Look through the material below. Copy every line with the string "isotopes" in it.
■ ■ ■ ■
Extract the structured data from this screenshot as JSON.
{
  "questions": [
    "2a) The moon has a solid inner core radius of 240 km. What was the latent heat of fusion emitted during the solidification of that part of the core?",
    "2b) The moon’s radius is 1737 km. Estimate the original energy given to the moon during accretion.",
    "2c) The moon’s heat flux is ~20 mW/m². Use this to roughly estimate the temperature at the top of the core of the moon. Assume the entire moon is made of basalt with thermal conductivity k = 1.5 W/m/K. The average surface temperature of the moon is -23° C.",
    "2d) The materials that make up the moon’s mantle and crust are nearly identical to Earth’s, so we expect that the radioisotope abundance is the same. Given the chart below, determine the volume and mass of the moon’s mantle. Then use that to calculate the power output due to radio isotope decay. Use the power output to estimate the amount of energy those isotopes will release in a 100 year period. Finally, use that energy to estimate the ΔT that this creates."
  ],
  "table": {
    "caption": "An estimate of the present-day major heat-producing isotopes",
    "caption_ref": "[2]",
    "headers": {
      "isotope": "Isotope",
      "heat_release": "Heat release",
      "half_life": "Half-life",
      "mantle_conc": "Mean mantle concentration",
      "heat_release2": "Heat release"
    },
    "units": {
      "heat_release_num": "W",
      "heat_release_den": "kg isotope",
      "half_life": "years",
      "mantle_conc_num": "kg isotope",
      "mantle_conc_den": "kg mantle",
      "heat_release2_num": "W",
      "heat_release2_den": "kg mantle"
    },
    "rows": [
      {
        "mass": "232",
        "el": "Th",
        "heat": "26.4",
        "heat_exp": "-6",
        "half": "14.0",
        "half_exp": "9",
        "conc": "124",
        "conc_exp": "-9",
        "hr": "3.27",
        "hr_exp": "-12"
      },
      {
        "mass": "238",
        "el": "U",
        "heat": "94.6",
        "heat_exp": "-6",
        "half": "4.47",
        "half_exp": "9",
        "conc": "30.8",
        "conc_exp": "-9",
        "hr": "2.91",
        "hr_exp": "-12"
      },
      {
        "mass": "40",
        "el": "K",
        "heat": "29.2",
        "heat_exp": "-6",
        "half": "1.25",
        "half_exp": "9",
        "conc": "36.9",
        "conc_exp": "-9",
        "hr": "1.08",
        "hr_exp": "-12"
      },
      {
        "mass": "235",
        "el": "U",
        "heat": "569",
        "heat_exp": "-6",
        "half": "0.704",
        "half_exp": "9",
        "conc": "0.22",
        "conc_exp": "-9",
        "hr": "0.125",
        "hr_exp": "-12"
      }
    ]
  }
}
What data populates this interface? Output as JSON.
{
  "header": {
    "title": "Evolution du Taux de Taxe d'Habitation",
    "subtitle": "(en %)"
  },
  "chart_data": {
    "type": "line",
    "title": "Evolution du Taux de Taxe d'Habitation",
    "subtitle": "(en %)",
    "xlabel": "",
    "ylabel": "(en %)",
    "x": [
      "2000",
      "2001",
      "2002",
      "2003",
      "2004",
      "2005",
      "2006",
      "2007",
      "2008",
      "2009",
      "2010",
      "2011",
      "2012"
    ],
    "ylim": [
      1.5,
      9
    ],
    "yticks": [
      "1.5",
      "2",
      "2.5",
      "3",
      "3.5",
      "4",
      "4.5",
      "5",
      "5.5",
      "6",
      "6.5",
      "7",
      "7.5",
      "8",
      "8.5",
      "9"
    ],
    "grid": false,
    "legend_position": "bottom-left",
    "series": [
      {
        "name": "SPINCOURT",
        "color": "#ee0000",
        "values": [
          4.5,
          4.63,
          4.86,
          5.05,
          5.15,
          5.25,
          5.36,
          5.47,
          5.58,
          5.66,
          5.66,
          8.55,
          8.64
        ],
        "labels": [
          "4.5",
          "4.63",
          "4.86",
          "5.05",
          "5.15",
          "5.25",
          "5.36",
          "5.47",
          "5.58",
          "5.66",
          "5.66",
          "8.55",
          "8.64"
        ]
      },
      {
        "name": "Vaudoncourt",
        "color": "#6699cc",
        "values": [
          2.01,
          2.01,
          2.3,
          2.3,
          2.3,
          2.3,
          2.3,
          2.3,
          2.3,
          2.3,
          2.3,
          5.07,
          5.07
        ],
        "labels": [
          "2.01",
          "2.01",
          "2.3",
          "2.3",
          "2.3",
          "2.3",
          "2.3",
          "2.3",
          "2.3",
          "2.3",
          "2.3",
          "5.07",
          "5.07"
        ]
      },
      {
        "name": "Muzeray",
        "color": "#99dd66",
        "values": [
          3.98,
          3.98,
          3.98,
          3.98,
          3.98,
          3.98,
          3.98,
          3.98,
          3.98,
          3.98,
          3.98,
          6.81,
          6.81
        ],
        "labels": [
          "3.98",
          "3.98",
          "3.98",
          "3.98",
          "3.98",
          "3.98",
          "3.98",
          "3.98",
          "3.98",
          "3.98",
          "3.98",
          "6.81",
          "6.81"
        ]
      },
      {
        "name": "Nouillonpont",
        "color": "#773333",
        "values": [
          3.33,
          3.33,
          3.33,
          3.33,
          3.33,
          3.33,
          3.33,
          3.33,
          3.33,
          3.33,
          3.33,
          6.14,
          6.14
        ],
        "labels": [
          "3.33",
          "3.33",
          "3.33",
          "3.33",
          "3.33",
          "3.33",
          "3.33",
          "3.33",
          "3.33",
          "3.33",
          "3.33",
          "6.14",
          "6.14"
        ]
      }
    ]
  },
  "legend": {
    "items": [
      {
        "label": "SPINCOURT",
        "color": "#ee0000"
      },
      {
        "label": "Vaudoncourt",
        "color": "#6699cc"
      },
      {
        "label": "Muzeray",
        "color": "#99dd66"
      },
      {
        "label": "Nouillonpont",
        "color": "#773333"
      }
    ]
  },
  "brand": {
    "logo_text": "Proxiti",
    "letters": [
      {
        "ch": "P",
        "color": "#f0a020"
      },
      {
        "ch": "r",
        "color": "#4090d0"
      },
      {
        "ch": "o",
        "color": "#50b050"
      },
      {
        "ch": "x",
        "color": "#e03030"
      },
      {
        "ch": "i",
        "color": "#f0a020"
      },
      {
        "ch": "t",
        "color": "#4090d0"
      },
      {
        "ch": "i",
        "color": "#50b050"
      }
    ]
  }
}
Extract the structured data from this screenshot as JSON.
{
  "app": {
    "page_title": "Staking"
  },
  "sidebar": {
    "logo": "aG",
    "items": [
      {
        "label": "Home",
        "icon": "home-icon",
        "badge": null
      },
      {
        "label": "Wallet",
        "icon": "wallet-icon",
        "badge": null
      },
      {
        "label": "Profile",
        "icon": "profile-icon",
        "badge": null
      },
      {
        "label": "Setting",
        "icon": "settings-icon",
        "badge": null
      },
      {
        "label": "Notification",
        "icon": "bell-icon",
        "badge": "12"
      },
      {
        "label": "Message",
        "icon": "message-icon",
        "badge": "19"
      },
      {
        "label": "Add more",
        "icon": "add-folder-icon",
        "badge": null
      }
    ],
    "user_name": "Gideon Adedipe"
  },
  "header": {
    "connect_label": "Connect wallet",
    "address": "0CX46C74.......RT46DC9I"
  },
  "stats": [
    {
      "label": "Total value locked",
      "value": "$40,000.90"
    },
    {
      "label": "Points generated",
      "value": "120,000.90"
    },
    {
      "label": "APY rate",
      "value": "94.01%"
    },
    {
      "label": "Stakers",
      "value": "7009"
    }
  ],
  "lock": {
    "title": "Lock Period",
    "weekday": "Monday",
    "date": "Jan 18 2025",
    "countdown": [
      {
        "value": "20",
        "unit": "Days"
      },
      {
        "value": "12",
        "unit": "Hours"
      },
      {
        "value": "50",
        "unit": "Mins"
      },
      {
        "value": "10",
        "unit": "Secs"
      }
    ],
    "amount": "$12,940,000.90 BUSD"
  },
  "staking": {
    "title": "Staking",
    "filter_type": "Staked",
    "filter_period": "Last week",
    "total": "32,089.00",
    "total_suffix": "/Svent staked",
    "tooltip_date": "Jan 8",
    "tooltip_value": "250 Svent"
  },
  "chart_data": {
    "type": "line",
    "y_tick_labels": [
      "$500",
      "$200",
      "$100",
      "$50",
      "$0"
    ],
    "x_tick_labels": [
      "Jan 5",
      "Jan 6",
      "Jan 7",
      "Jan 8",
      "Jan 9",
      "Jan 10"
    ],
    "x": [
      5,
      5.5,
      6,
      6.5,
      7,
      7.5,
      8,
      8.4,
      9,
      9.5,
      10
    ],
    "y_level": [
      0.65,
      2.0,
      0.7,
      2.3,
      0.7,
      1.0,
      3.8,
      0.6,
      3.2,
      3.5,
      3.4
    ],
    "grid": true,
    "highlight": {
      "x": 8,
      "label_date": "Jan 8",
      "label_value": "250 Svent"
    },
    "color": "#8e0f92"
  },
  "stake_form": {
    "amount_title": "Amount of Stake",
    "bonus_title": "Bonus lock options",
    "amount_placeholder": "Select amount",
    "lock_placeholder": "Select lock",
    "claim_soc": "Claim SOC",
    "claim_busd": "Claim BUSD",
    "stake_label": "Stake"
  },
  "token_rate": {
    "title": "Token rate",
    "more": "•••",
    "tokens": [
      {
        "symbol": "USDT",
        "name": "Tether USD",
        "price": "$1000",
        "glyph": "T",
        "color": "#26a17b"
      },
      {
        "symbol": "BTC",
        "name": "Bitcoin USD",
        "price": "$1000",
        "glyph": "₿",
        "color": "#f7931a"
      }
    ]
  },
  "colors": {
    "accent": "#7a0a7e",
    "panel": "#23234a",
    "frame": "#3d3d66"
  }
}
■ ■ ■ ■
* **RESPONSE TO THIS TASK**:
    "2d) The materials that make up the moon’s mantle and crust are nearly identical to Earth’s, so we expect that the radioisotope abundance is the same. Given the chart below, determine the volume and mass of the moon’s mantle. Then use that to calculate the power output due to radio isotope decay. Use the power output to estimate the amount of energy those isotopes will release in a 100 year period. Finally, use that energy to estimate the ΔT that this creates."
    "caption": "An estimate of the present-day major heat-producing isotopes",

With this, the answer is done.